Brief: Set down all the lines below, each one exactly as shown.

Page layout parsing data
_ _ _

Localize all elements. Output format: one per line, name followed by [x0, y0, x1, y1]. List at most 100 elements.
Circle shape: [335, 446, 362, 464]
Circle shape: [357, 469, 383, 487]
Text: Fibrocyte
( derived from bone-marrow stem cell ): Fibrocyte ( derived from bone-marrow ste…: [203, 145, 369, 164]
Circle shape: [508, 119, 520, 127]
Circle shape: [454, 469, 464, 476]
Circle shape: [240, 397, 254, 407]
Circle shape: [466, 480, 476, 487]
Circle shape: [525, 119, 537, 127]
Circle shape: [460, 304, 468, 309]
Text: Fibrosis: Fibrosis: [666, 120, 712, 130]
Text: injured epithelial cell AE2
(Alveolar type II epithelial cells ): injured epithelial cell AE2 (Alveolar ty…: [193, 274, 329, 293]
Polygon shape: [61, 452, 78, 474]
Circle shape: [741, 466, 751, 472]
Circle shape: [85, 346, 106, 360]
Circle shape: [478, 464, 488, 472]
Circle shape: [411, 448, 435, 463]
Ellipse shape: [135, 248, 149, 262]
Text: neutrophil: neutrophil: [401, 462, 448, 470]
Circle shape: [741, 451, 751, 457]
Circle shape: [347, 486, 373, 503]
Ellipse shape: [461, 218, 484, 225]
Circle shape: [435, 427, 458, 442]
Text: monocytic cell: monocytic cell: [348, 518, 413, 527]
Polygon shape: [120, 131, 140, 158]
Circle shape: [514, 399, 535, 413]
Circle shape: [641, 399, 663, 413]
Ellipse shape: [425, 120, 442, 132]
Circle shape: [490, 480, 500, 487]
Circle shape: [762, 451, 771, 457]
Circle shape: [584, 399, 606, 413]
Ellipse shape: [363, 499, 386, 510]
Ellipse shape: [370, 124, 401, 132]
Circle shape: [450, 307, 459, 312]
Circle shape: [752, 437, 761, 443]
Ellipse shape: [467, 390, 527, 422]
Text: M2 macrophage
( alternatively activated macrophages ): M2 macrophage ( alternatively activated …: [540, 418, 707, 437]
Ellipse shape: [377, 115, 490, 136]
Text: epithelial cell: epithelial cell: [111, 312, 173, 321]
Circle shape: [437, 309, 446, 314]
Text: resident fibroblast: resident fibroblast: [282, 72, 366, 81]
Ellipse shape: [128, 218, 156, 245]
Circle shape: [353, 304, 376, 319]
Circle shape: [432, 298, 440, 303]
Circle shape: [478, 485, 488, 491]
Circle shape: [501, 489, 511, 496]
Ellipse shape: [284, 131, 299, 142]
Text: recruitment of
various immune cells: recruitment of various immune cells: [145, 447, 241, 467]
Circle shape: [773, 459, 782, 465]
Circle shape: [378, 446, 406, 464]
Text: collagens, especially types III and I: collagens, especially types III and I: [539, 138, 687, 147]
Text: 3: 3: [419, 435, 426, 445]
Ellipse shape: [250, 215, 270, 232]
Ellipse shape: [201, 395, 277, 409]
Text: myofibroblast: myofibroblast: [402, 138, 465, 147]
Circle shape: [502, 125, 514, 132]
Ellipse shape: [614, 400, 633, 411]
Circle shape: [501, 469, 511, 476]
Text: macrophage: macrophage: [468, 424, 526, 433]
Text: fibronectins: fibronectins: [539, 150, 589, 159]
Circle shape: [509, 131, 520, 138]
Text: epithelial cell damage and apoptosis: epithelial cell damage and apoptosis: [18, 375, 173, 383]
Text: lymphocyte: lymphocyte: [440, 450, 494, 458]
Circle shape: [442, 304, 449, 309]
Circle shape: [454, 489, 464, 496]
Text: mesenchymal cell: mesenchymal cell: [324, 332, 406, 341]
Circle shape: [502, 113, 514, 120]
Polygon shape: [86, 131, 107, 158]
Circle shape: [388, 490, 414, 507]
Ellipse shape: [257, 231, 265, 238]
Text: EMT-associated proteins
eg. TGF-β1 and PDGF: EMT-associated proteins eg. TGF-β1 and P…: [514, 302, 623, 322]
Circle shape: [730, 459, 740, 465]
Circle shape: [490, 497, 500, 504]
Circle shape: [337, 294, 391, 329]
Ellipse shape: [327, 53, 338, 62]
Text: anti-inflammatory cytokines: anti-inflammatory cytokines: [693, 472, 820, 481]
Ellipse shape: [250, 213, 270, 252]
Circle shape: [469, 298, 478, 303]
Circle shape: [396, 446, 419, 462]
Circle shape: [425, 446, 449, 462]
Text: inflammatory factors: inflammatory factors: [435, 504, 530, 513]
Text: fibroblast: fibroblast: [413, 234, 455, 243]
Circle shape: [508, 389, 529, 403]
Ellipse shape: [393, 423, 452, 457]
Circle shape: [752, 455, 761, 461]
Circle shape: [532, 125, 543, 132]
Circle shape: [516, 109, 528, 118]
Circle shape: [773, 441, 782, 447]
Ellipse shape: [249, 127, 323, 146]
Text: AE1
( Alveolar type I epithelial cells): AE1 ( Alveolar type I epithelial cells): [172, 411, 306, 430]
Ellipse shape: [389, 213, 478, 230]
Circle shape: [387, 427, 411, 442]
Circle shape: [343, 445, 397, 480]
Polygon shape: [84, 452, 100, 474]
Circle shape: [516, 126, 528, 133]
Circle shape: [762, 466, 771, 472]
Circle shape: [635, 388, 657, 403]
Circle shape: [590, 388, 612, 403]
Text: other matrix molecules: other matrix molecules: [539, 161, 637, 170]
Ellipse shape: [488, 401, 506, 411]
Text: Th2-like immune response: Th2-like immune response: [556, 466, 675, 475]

_ _ _

Problem solution:
Localize all elements. Output format: one per line, name followed by [x0, y0, x1, y1]. List at most 100 elements.
Circle shape: [335, 446, 362, 464]
Circle shape: [357, 469, 383, 487]
Text: Fibrocyte
( derived from bone-marrow stem cell ): Fibrocyte ( derived from bone-marrow ste…: [203, 145, 369, 164]
Circle shape: [508, 119, 520, 127]
Circle shape: [454, 469, 464, 476]
Circle shape: [240, 397, 254, 407]
Circle shape: [466, 480, 476, 487]
Circle shape: [525, 119, 537, 127]
Circle shape: [460, 304, 468, 309]
Text: Fibrosis: Fibrosis: [666, 120, 712, 130]
Text: injured epithelial cell AE2
(Alveolar type II epithelial cells ): injured epithelial cell AE2 (Alveolar ty…: [193, 274, 329, 293]
Polygon shape: [61, 452, 78, 474]
Circle shape: [741, 466, 751, 472]
Circle shape: [85, 346, 106, 360]
Circle shape: [478, 464, 488, 472]
Circle shape: [411, 448, 435, 463]
Ellipse shape: [135, 248, 149, 262]
Text: neutrophil: neutrophil: [401, 462, 448, 470]
Circle shape: [741, 451, 751, 457]
Circle shape: [347, 486, 373, 503]
Ellipse shape: [461, 218, 484, 225]
Circle shape: [435, 427, 458, 442]
Text: monocytic cell: monocytic cell: [348, 518, 413, 527]
Polygon shape: [120, 131, 140, 158]
Circle shape: [514, 399, 535, 413]
Circle shape: [641, 399, 663, 413]
Ellipse shape: [425, 120, 442, 132]
Circle shape: [490, 480, 500, 487]
Circle shape: [762, 451, 771, 457]
Circle shape: [584, 399, 606, 413]
Ellipse shape: [363, 499, 386, 510]
Ellipse shape: [370, 124, 401, 132]
Circle shape: [450, 307, 459, 312]
Circle shape: [752, 437, 761, 443]
Ellipse shape: [467, 390, 527, 422]
Text: M2 macrophage
( alternatively activated macrophages ): M2 macrophage ( alternatively activated …: [540, 418, 707, 437]
Ellipse shape: [377, 115, 490, 136]
Text: epithelial cell: epithelial cell: [111, 312, 173, 321]
Circle shape: [437, 309, 446, 314]
Text: resident fibroblast: resident fibroblast: [282, 72, 366, 81]
Ellipse shape: [128, 218, 156, 245]
Circle shape: [353, 304, 376, 319]
Circle shape: [432, 298, 440, 303]
Circle shape: [478, 485, 488, 491]
Circle shape: [501, 489, 511, 496]
Ellipse shape: [284, 131, 299, 142]
Text: recruitment of
various immune cells: recruitment of various immune cells: [145, 447, 241, 467]
Circle shape: [773, 459, 782, 465]
Circle shape: [378, 446, 406, 464]
Text: collagens, especially types III and I: collagens, especially types III and I: [539, 138, 687, 147]
Text: 3: 3: [419, 435, 426, 445]
Ellipse shape: [250, 215, 270, 232]
Ellipse shape: [201, 395, 277, 409]
Text: myofibroblast: myofibroblast: [402, 138, 465, 147]
Circle shape: [502, 125, 514, 132]
Ellipse shape: [614, 400, 633, 411]
Circle shape: [501, 469, 511, 476]
Text: macrophage: macrophage: [468, 424, 526, 433]
Text: fibronectins: fibronectins: [539, 150, 589, 159]
Circle shape: [509, 131, 520, 138]
Text: epithelial cell damage and apoptosis: epithelial cell damage and apoptosis: [18, 375, 173, 383]
Text: lymphocyte: lymphocyte: [440, 450, 494, 458]
Circle shape: [442, 304, 449, 309]
Circle shape: [454, 489, 464, 496]
Text: mesenchymal cell: mesenchymal cell: [324, 332, 406, 341]
Circle shape: [502, 113, 514, 120]
Polygon shape: [86, 131, 107, 158]
Circle shape: [388, 490, 414, 507]
Ellipse shape: [257, 231, 265, 238]
Text: EMT-associated proteins
eg. TGF-β1 and PDGF: EMT-associated proteins eg. TGF-β1 and P…: [514, 302, 623, 322]
Circle shape: [730, 459, 740, 465]
Circle shape: [490, 497, 500, 504]
Circle shape: [337, 294, 391, 329]
Ellipse shape: [327, 53, 338, 62]
Text: anti-inflammatory cytokines: anti-inflammatory cytokines: [693, 472, 820, 481]
Ellipse shape: [250, 213, 270, 252]
Circle shape: [469, 298, 478, 303]
Circle shape: [396, 446, 419, 462]
Circle shape: [425, 446, 449, 462]
Text: inflammatory factors: inflammatory factors: [435, 504, 530, 513]
Text: fibroblast: fibroblast: [413, 234, 455, 243]
Circle shape: [508, 389, 529, 403]
Ellipse shape: [393, 423, 452, 457]
Circle shape: [752, 455, 761, 461]
Circle shape: [532, 125, 543, 132]
Circle shape: [516, 109, 528, 118]
Circle shape: [773, 441, 782, 447]
Ellipse shape: [249, 127, 323, 146]
Text: AE1
( Alveolar type I epithelial cells): AE1 ( Alveolar type I epithelial cells): [172, 411, 306, 430]
Ellipse shape: [389, 213, 478, 230]
Circle shape: [387, 427, 411, 442]
Circle shape: [343, 445, 397, 480]
Polygon shape: [84, 452, 100, 474]
Circle shape: [516, 126, 528, 133]
Circle shape: [762, 466, 771, 472]
Circle shape: [635, 388, 657, 403]
Circle shape: [590, 388, 612, 403]
Text: other matrix molecules: other matrix molecules: [539, 161, 637, 170]
Ellipse shape: [488, 401, 506, 411]
Text: Th2-like immune response: Th2-like immune response: [556, 466, 675, 475]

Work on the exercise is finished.